### Task to carry out
Copy out each line containing "preterm" from the entries below.

### Recorded information
--- start ---

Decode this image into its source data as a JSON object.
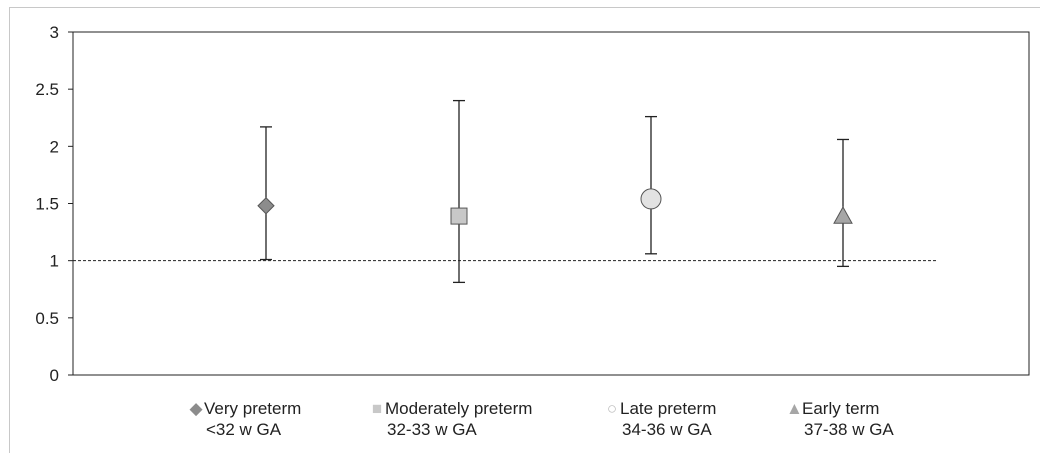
{
  "chart_data": {
    "type": "scatter",
    "title": "",
    "xlabel": "",
    "ylabel": "",
    "ylim": [
      0,
      3
    ],
    "yticks": [
      "0",
      "0.5",
      "1",
      "1.5",
      "2",
      "2.5",
      "3"
    ],
    "reference_line": 1,
    "grid": false,
    "legend_position": "bottom",
    "series": [
      {
        "name": "Very preterm",
        "name_line2": "<32 w GA",
        "marker": "diamond",
        "color": "#8c8c8c",
        "estimate": 1.48,
        "lower": 1.01,
        "upper": 2.17
      },
      {
        "name": "Moderately preterm",
        "name_line2": "32-33 w GA",
        "marker": "square",
        "color": "#c8c8c8",
        "estimate": 1.39,
        "lower": 0.81,
        "upper": 2.4
      },
      {
        "name": "Late preterm",
        "name_line2": "34-36 w GA",
        "marker": "circle",
        "color": "#e2e2e2",
        "estimate": 1.54,
        "lower": 1.06,
        "upper": 2.26
      },
      {
        "name": "Early term",
        "name_line2": "37-38 w GA",
        "marker": "triangle",
        "color": "#a6a6a6",
        "estimate": 1.39,
        "lower": 0.95,
        "upper": 2.06
      }
    ]
  }
}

--- end ---

### Answer below
        "name": "Very preterm",
        "name": "Moderately preterm",
        "name": "Late preterm",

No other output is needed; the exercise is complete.